#### [Aim of the task]
Every record that follows must be duplicated exactly, with images left out.

#### [Given records]
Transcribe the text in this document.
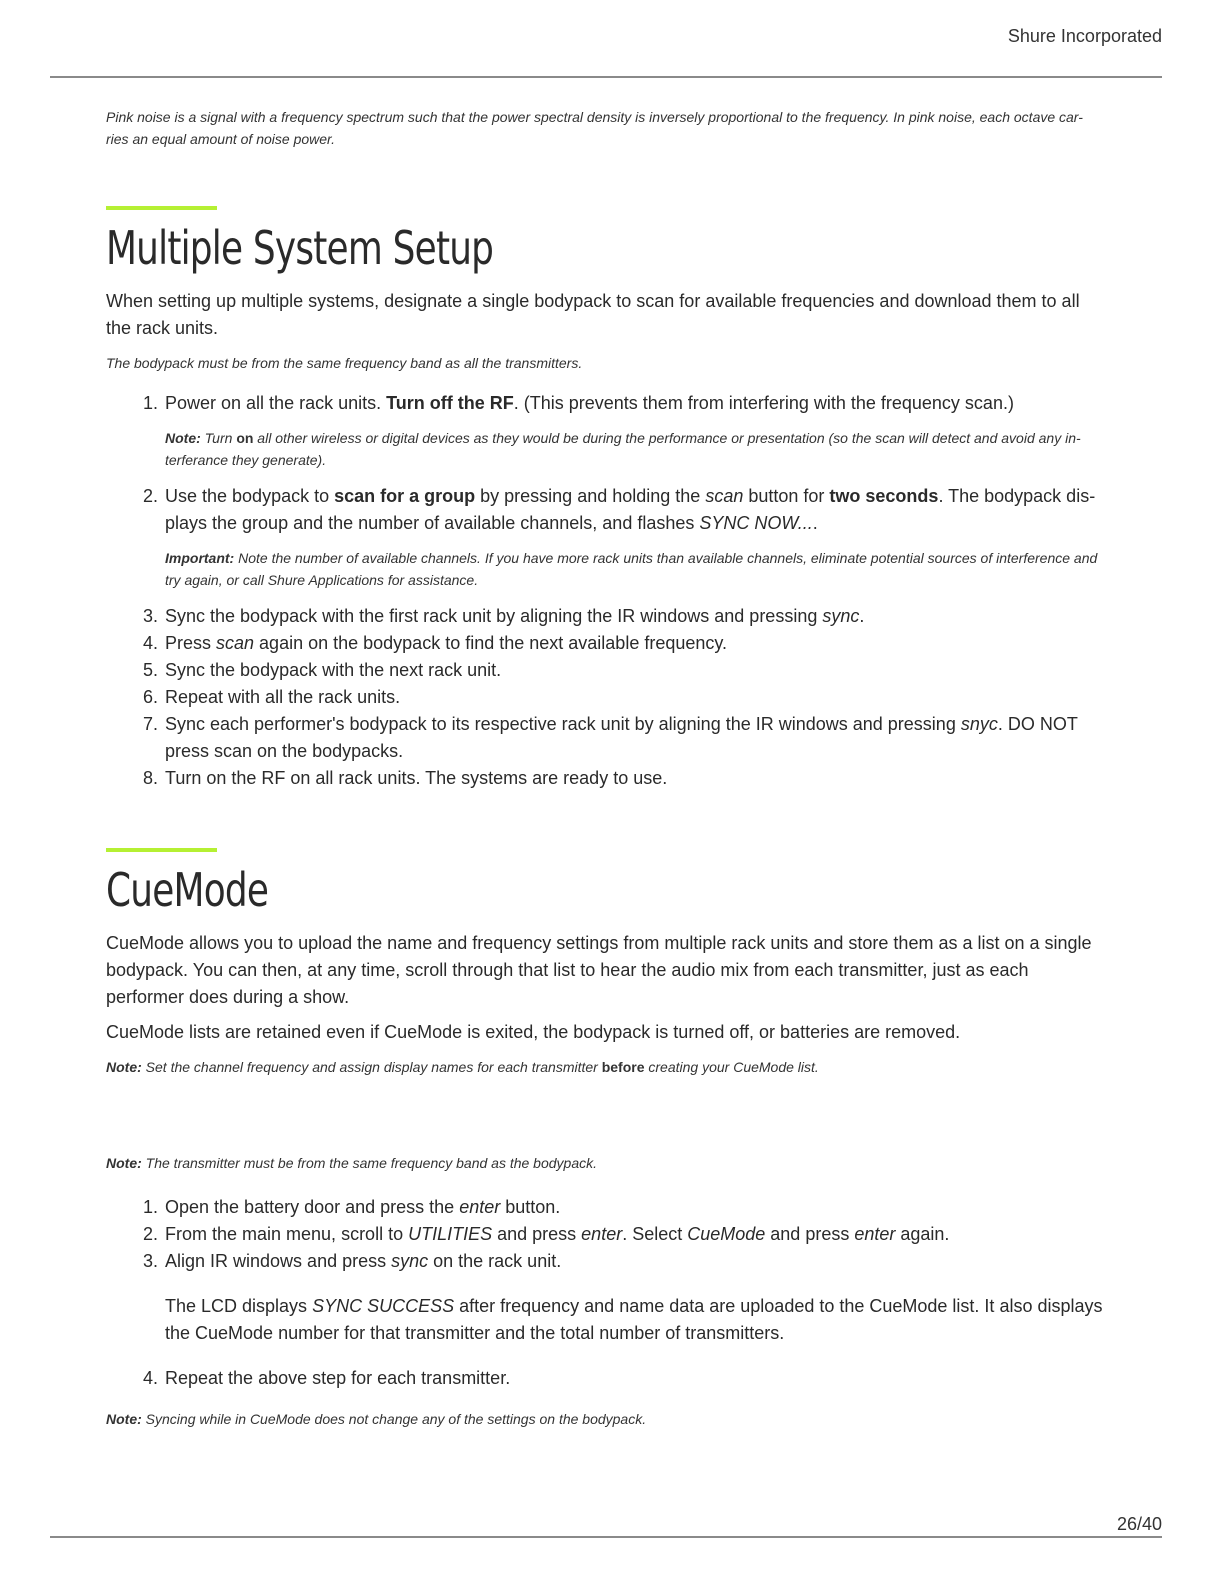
Shure Incorporated

Pink noise is a signal with a frequency spectrum such that the power spectral density is inversely proportional to the frequency. In pink noise, each octave car-
ries an equal amount of noise power.

Multiple System Setup

When setting up multiple systems, designate a single bodypack to scan for available frequencies and download them to all the rack units.

The bodypack must be from the same frequency band as all the transmitters.

1. Power on all the rack units. Turn off the RF. (This prevents them from interfering with the frequency scan.)

Note: Turn on all other wireless or digital devices as they would be during the performance or presentation (so the scan will detect and avoid any in-terferance they generate).

2. Use the bodypack to scan for a group by pressing and holding the scan button for two seconds. The bodypack dis-plays the group and the number of available channels, and flashes SYNC NOW....

Important: Note the number of available channels. If you have more rack units than available channels, eliminate potential sources of interference and try again, or call Shure Applications for assistance.

3. Sync the bodypack with the first rack unit by aligning the IR windows and pressing sync.
4. Press scan again on the bodypack to find the next available frequency.
5. Sync the bodypack with the next rack unit.
6. Repeat with all the rack units.
7. Sync each performer's bodypack to its respective rack unit by aligning the IR windows and pressing snyc. DO NOT press scan on the bodypacks.
8. Turn on the RF on all rack units. The systems are ready to use.
CueMode

CueMode allows you to upload the name and frequency settings from multiple rack units and store them as a list on a single bodypack. You can then, at any time, scroll through that list to hear the audio mix from each transmitter, just as each performer does during a show.

CueMode lists are retained even if CueMode is exited, the bodypack is turned off, or batteries are removed.

Note: Set the channel frequency and assign display names for each transmitter before creating your CueMode list.

Note: The transmitter must be from the same frequency band as the bodypack.

1. Open the battery door and press the enter button.
2. From the main menu, scroll to UTILITIES and press enter. Select CueMode and press enter again.
3. Align IR windows and press sync on the rack unit.

The LCD displays SYNC SUCCESS after frequency and name data are uploaded to the CueMode list. It also displays the CueMode number for that transmitter and the total number of transmitters.

4. Repeat the above step for each transmitter.

Note: Syncing while in CueMode does not change any of the settings on the bodypack.

26/40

#### [Result of the exercise]
Transcribe the text in this document.
Shure Incorporated

Pink noise is a signal with a frequency spectrum such that the power spectral density is inversely proportional to the frequency. In pink noise, each octave car-
ries an equal amount of noise power.

Multiple System Setup

When setting up multiple systems, designate a single bodypack to scan for available frequencies and download them to all the rack units.

The bodypack must be from the same frequency band as all the transmitters.

1. Power on all the rack units. Turn off the RF. (This prevents them from interfering with the frequency scan.)

Note: Turn on all other wireless or digital devices as they would be during the performance or presentation (so the scan will detect and avoid any in-terferance they generate).

2. Use the bodypack to scan for a group by pressing and holding the scan button for two seconds. The bodypack dis-plays the group and the number of available channels, and flashes SYNC NOW....

Important: Note the number of available channels. If you have more rack units than available channels, eliminate potential sources of interference and try again, or call Shure Applications for assistance.

3. Sync the bodypack with the first rack unit by aligning the IR windows and pressing sync.
4. Press scan again on the bodypack to find the next available frequency.
5. Sync the bodypack with the next rack unit.
6. Repeat with all the rack units.
7. Sync each performer's bodypack to its respective rack unit by aligning the IR windows and pressing snyc. DO NOT press scan on the bodypacks.
8. Turn on the RF on all rack units. The systems are ready to use.
CueMode

CueMode allows you to upload the name and frequency settings from multiple rack units and store them as a list on a single bodypack. You can then, at any time, scroll through that list to hear the audio mix from each transmitter, just as each performer does during a show.

CueMode lists are retained even if CueMode is exited, the bodypack is turned off, or batteries are removed.

Note: Set the channel frequency and assign display names for each transmitter before creating your CueMode list.

Note: The transmitter must be from the same frequency band as the bodypack.

1. Open the battery door and press the enter button.
2. From the main menu, scroll to UTILITIES and press enter. Select CueMode and press enter again.
3. Align IR windows and press sync on the rack unit.

The LCD displays SYNC SUCCESS after frequency and name data are uploaded to the CueMode list. It also displays the CueMode number for that transmitter and the total number of transmitters.

4. Repeat the above step for each transmitter.

Note: Syncing while in CueMode does not change any of the settings on the bodypack.

26/40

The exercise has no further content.